Extracted data entries:
-*-*-

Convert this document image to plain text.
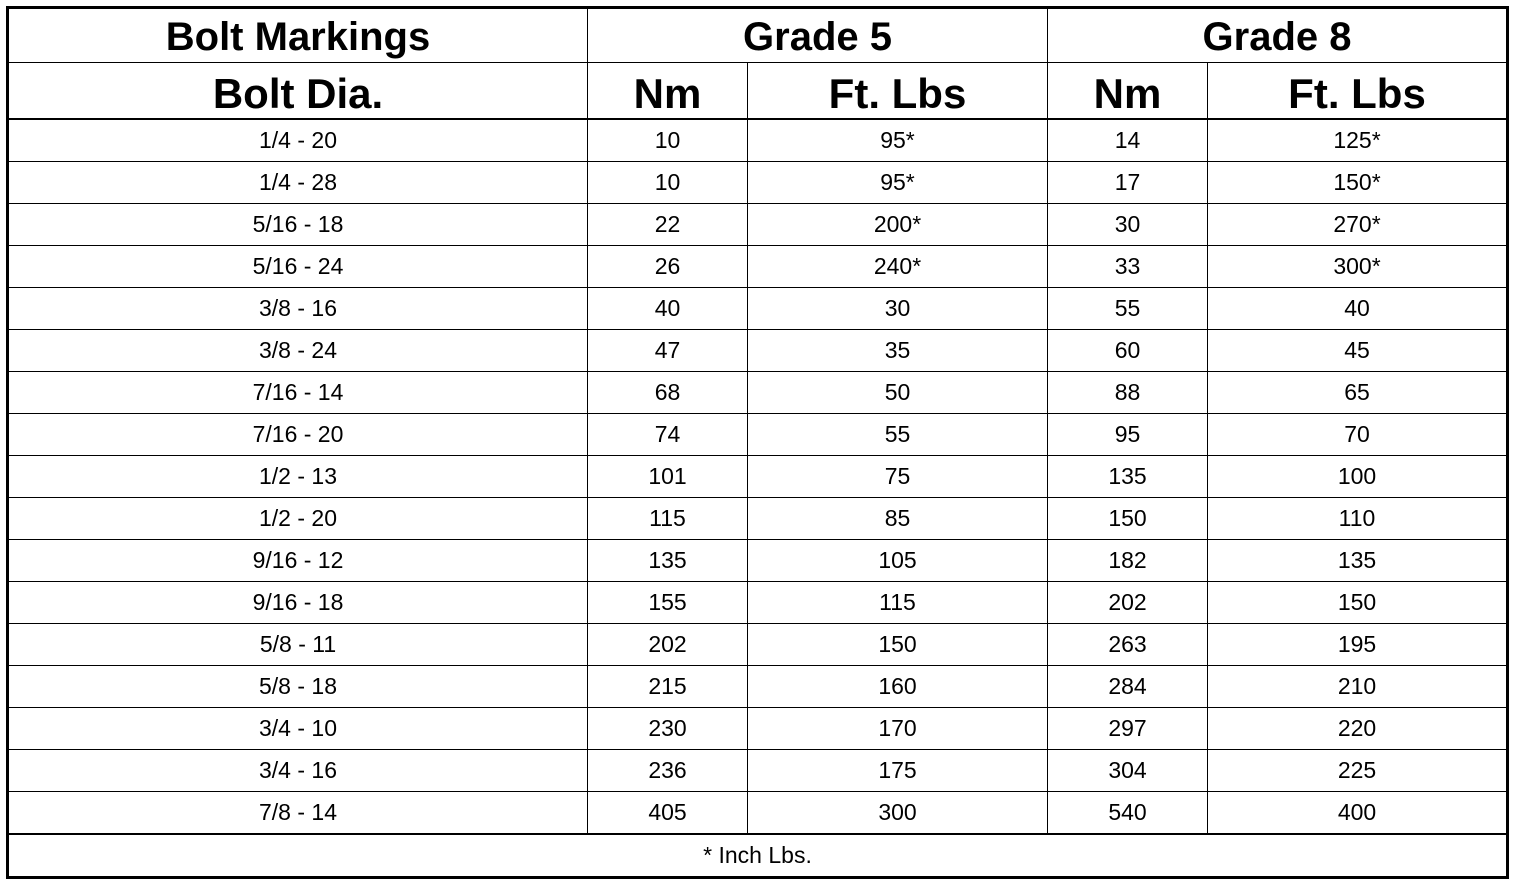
Bolt Markings	Grade 5		Grade 8	
Bolt Dia.	Nm	Ft. Lbs	Nm	Ft. Lbs
1/4 - 20	10	95*	14	125*
1/4 - 28	10	95*	17	150*
5/16 - 18	22	200*	30	270*
5/16 - 24	26	240*	33	300*
3/8 - 16	40	30	55	40
3/8 - 24	47	35	60	45
7/16 - 14	68	50	88	65
7/16 - 20	74	55	95	70
1/2 - 13	101	75	135	100
1/2 - 20	115	85	150	110
9/16 - 12	135	105	182	135
9/16 - 18	155	115	202	150
5/8 - 11	202	150	263	195
5/8 - 18	215	160	284	210
3/4 - 10	230	170	297	220
3/4 - 16	236	175	304	225
7/8 - 14	405	300	540	400
* Inch Lbs.				
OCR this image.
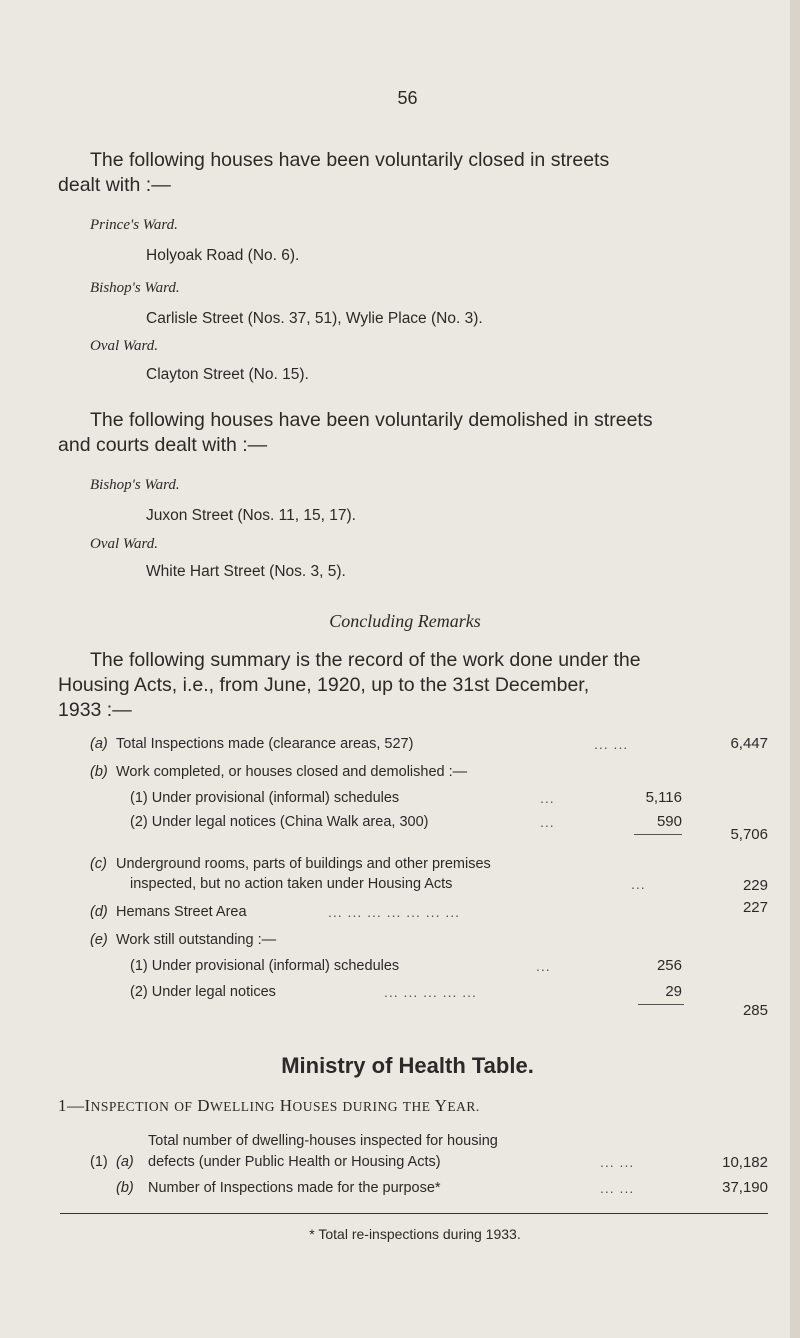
56
The following houses have been voluntarily closed in streets
dealt with :—
Prince's Ward.
Holyoak Road (No. 6).
Bishop's Ward.
Carlisle Street (Nos. 37, 51), Wylie Place (No. 3).
Oval Ward.
Clayton Street (No. 15).
The following houses have been voluntarily demolished in streets
and courts dealt with :—
Bishop's Ward.
Juxon Street (Nos. 11, 15, 17).
Oval Ward.
White Hart Street (Nos. 3, 5).
Concluding Remarks
The following summary is the record of the work done under the
Housing Acts, i.e., from June, 1920, up to the 31st December,
1933 :—
(a) Total Inspections made (clearance areas, 527)	... ...	6,447
(b) Work completed, or houses closed and demolished :—
(1) Under provisional (informal) schedules	...	5,116
(2) Under legal notices (China Walk area, 300)	...	590
5,706
(c) Underground rooms, parts of buildings and other premises
inspected, but no action taken under Housing Acts	...	229
(d) Hemans Street Area	... ... ... ... ... ... ...	227
(e) Work still outstanding :—
(1) Under provisional (informal) schedules	...	256
(2) Under legal notices	... ... ... ... ...	29
285
Ministry of Health Table.
1—INSPECTION OF DWELLING HOUSES DURING THE YEAR.
(1) (a)
Total number of dwelling-houses inspected for housing
defects (under Public Health or Housing Acts)	... ...	10,182
(b) Number of Inspections made for the purpose*	... ...	37,190
* Total re-inspections during 1933.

-*-*-

Set exercise
Leave the pictures out and write out every entry exactly as given.

Completed exercise
Convert this document image to plain text.
Bolt Markings	Grade 5		Grade 8	
Bolt Dia.	Nm	Ft. Lbs	Nm	Ft. Lbs
1/4 - 20	10	95*	14	125*
1/4 - 28	10	95*	17	150*
5/16 - 18	22	200*	30	270*
5/16 - 24	26	240*	33	300*
3/8 - 16	40	30	55	40
3/8 - 24	47	35	60	45
7/16 - 14	68	50	88	65
7/16 - 20	74	55	95	70
1/2 - 13	101	75	135	100
1/2 - 20	115	85	150	110
9/16 - 12	135	105	182	135
9/16 - 18	155	115	202	150
5/8 - 11	202	150	263	195
5/8 - 18	215	160	284	210
3/4 - 10	230	170	297	220
3/4 - 16	236	175	304	225
7/8 - 14	405	300	540	400
* Inch Lbs.				
OCR this image.
56
The following houses have been voluntarily closed in streets
dealt with :—
Prince's Ward.
Holyoak Road (No. 6).
Bishop's Ward.
Carlisle Street (Nos. 37, 51), Wylie Place (No. 3).
Oval Ward.
Clayton Street (No. 15).
The following houses have been voluntarily demolished in streets
and courts dealt with :—
Bishop's Ward.
Juxon Street (Nos. 11, 15, 17).
Oval Ward.
White Hart Street (Nos. 3, 5).
Concluding Remarks
The following summary is the record of the work done under the
Housing Acts, i.e., from June, 1920, up to the 31st December,
1933 :—
(a) Total Inspections made (clearance areas, 527)	... ...	6,447
(b) Work completed, or houses closed and demolished :—
(1) Under provisional (informal) schedules	...	5,116
(2) Under legal notices (China Walk area, 300)	...	590
5,706
(c) Underground rooms, parts of buildings and other premises
inspected, but no action taken under Housing Acts	...	229
(d) Hemans Street Area	... ... ... ... ... ... ...	227
(e) Work still outstanding :—
(1) Under provisional (informal) schedules	...	256
(2) Under legal notices	... ... ... ... ...	29
285
Ministry of Health Table.
1—INSPECTION OF DWELLING HOUSES DURING THE YEAR.
(1) (a)
Total number of dwelling-houses inspected for housing
defects (under Public Health or Housing Acts)	... ...	10,182
(b) Number of Inspections made for the purpose*	... ...	37,190
* Total re-inspections during 1933.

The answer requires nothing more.